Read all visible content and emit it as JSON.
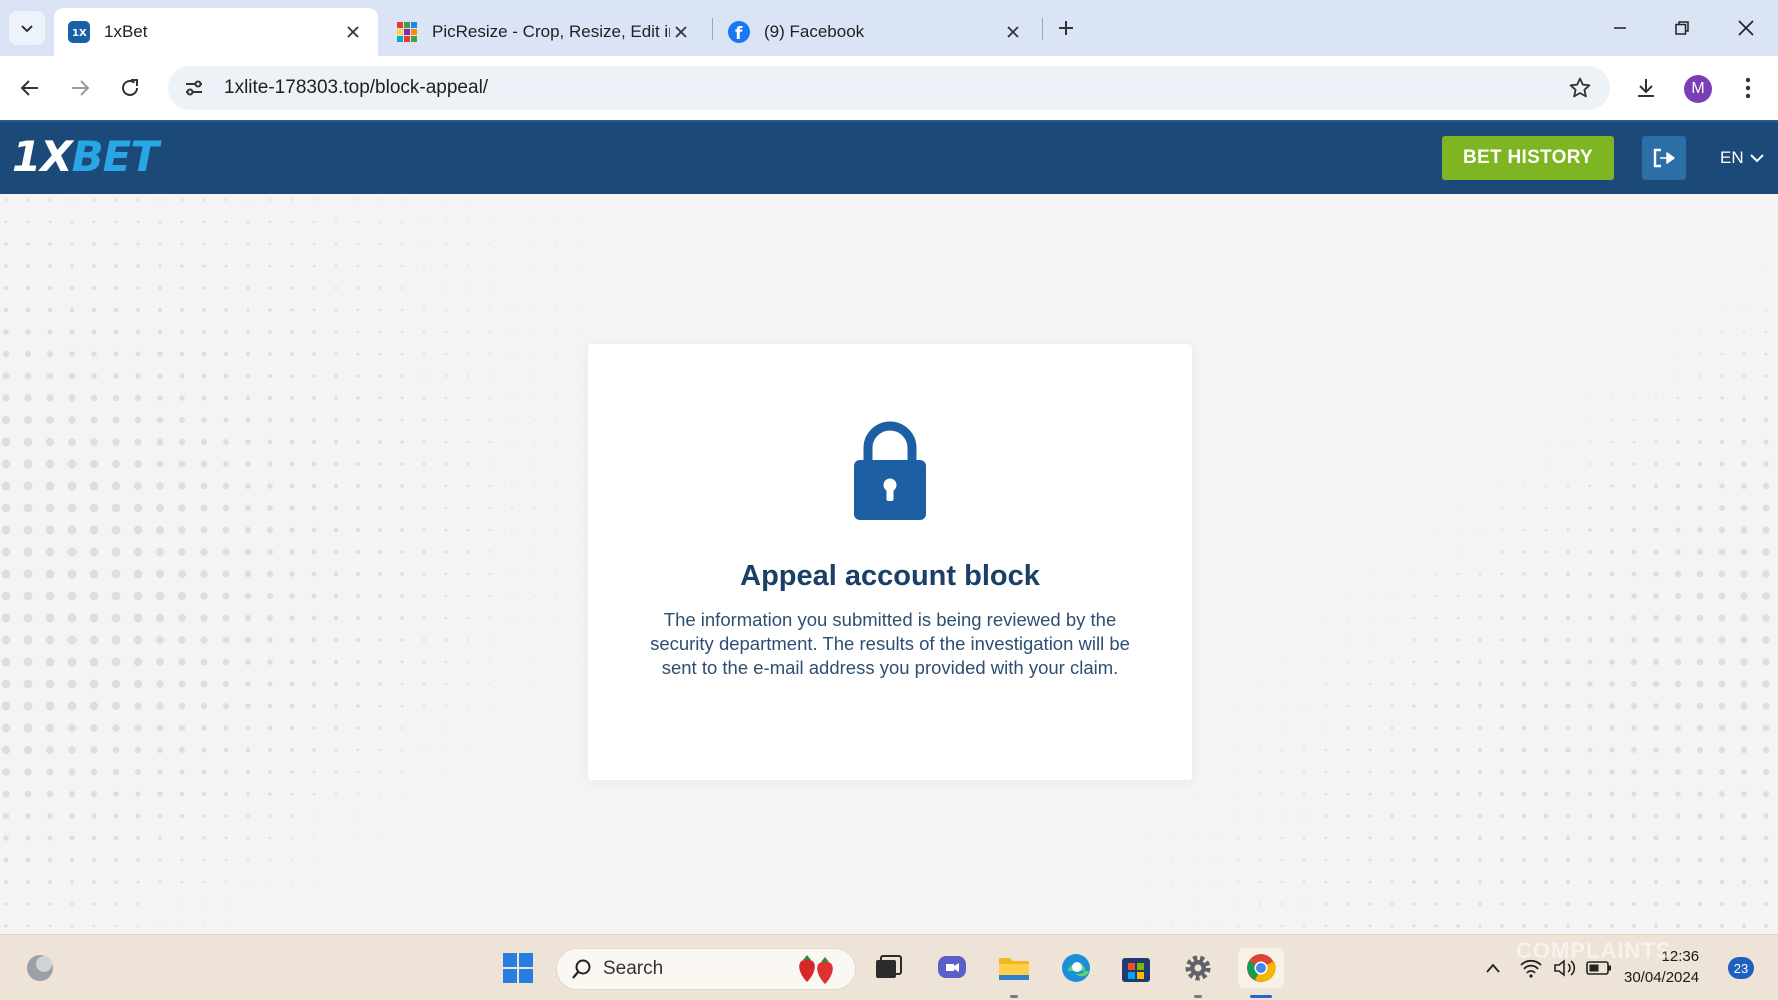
{
  "browser": {
    "tabs": [
      {
        "title": "1xBet",
        "active": true
      },
      {
        "title": "PicResize - Crop, Resize, Edit im",
        "active": false
      },
      {
        "title": "(9) Facebook",
        "active": false
      }
    ],
    "url": "1xlite-178303.top/block-appeal/",
    "profile_initial": "M"
  },
  "site": {
    "logo_primary": "1X",
    "logo_accent": "BET",
    "bet_history_label": "BET HISTORY",
    "language": "EN",
    "colors": {
      "header": "#1b4a78",
      "button_green": "#7db523",
      "accent": "#28a6e6"
    }
  },
  "appeal": {
    "title": "Appeal account block",
    "message": "The information you submitted is being reviewed by the security department. The results of the investigation will be sent to the e-mail address you provided with your claim."
  },
  "taskbar": {
    "search_label": "Search",
    "time": "12:36",
    "date": "30/04/2024",
    "notification_count": "23",
    "watermark": "COMPLAINTS"
  }
}
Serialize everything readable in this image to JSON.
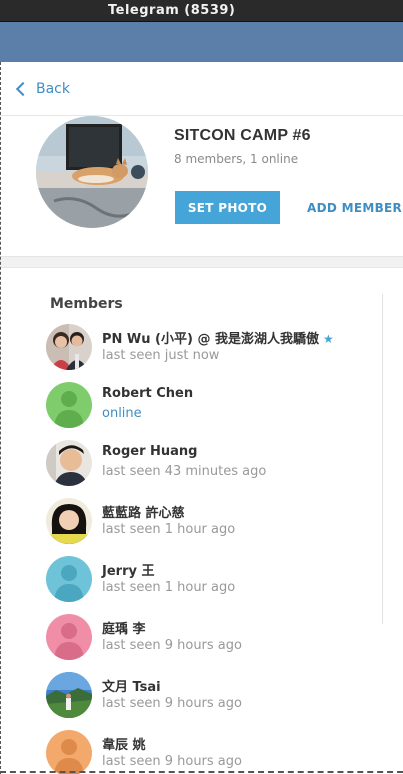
{
  "window": {
    "title": "Telegram (8539)"
  },
  "nav": {
    "back_label": "Back"
  },
  "group": {
    "title": "SITCON CAMP #6",
    "subtitle": "8 members, 1 online",
    "set_photo_label": "SET PHOTO",
    "add_members_label": "ADD MEMBERS"
  },
  "members": {
    "heading": "Members",
    "items": [
      {
        "name": "PN Wu (小平) @ 我是澎湖人我驕傲",
        "status": "last seen just now",
        "online": false,
        "starred": true,
        "avatar": "photo-couple"
      },
      {
        "name": "Robert Chen",
        "status": "online",
        "online": true,
        "starred": false,
        "avatar": "placeholder-green"
      },
      {
        "name": "Roger Huang",
        "status": "last seen 43 minutes ago",
        "online": false,
        "starred": false,
        "avatar": "photo-man"
      },
      {
        "name": "藍藍路 許心慈",
        "status": "last seen 1 hour ago",
        "online": false,
        "starred": false,
        "avatar": "photo-woman"
      },
      {
        "name": "Jerry 王",
        "status": "last seen 1 hour ago",
        "online": false,
        "starred": false,
        "avatar": "placeholder-cyan"
      },
      {
        "name": "庭瑀 李",
        "status": "last seen 9 hours ago",
        "online": false,
        "starred": false,
        "avatar": "placeholder-pink"
      },
      {
        "name": "文月 Tsai",
        "status": "last seen 9 hours ago",
        "online": false,
        "starred": false,
        "avatar": "photo-landscape"
      },
      {
        "name": "韋辰 姚",
        "status": "last seen 9 hours ago",
        "online": false,
        "starred": false,
        "avatar": "placeholder-orange"
      }
    ]
  },
  "colors": {
    "accent": "#3e8ec4",
    "button": "#45a5d8",
    "header": "#5b7fa8",
    "placeholder-green": "#7fcc6c",
    "placeholder-cyan": "#6ec3d8",
    "placeholder-pink": "#f08ea8",
    "placeholder-orange": "#f3a86c"
  }
}
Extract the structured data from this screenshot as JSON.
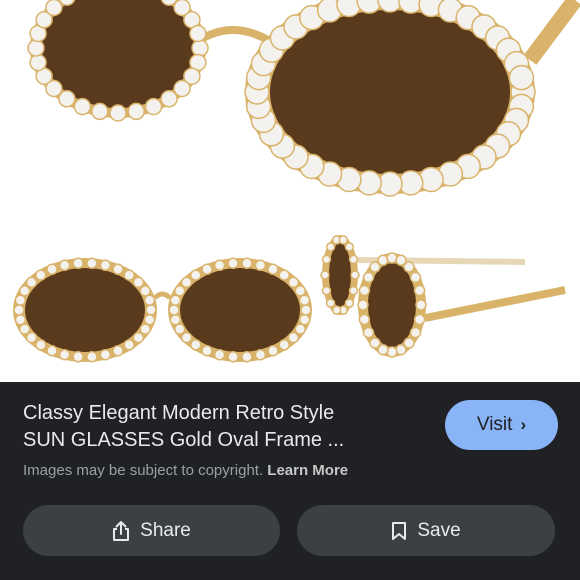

######

→ INSTRUCTIONS TO FOLLOW
Copy the records exactly. Skip the pictures.

→ WORKED ANSWER
Read all visible content and emit it as JSON.
{
  "browser": {
    "tabs": [
      {
        "title": "1xBet",
        "active": true
      },
      {
        "title": "PicResize - Crop, Resize, Edit im",
        "active": false
      },
      {
        "title": "(9) Facebook",
        "active": false
      }
    ],
    "url": "1xlite-178303.top/block-appeal/",
    "profile_initial": "M"
  },
  "site": {
    "logo_primary": "1X",
    "logo_accent": "BET",
    "bet_history_label": "BET HISTORY",
    "language": "EN",
    "colors": {
      "header": "#1b4a78",
      "button_green": "#7db523",
      "accent": "#28a6e6"
    }
  },
  "appeal": {
    "title": "Appeal account block",
    "message": "The information you submitted is being reviewed by the security department. The results of the investigation will be sent to the e-mail address you provided with your claim."
  },
  "taskbar": {
    "search_label": "Search",
    "time": "12:36",
    "date": "30/04/2024",
    "notification_count": "23",
    "watermark": "COMPLAINTS"
  }
}
Serialize everything readable in this image to JSON.
{
  "window": {
    "title": "Telegram (8539)"
  },
  "nav": {
    "back_label": "Back"
  },
  "group": {
    "title": "SITCON CAMP #6",
    "subtitle": "8 members, 1 online",
    "set_photo_label": "SET PHOTO",
    "add_members_label": "ADD MEMBERS"
  },
  "members": {
    "heading": "Members",
    "items": [
      {
        "name": "PN Wu (小平) @ 我是澎湖人我驕傲",
        "status": "last seen just now",
        "online": false,
        "starred": true,
        "avatar": "photo-couple"
      },
      {
        "name": "Robert Chen",
        "status": "online",
        "online": true,
        "starred": false,
        "avatar": "placeholder-green"
      },
      {
        "name": "Roger Huang",
        "status": "last seen 43 minutes ago",
        "online": false,
        "starred": false,
        "avatar": "photo-man"
      },
      {
        "name": "藍藍路 許心慈",
        "status": "last seen 1 hour ago",
        "online": false,
        "starred": false,
        "avatar": "photo-woman"
      },
      {
        "name": "Jerry 王",
        "status": "last seen 1 hour ago",
        "online": false,
        "starred": false,
        "avatar": "placeholder-cyan"
      },
      {
        "name": "庭瑀 李",
        "status": "last seen 9 hours ago",
        "online": false,
        "starred": false,
        "avatar": "placeholder-pink"
      },
      {
        "name": "文月 Tsai",
        "status": "last seen 9 hours ago",
        "online": false,
        "starred": false,
        "avatar": "photo-landscape"
      },
      {
        "name": "韋辰 姚",
        "status": "last seen 9 hours ago",
        "online": false,
        "starred": false,
        "avatar": "placeholder-orange"
      }
    ]
  },
  "colors": {
    "accent": "#3e8ec4",
    "button": "#45a5d8",
    "header": "#5b7fa8",
    "placeholder-green": "#7fcc6c",
    "placeholder-cyan": "#6ec3d8",
    "placeholder-pink": "#f08ea8",
    "placeholder-orange": "#f3a86c"
  }
}
Extract the structured data from this screenshot as JSON.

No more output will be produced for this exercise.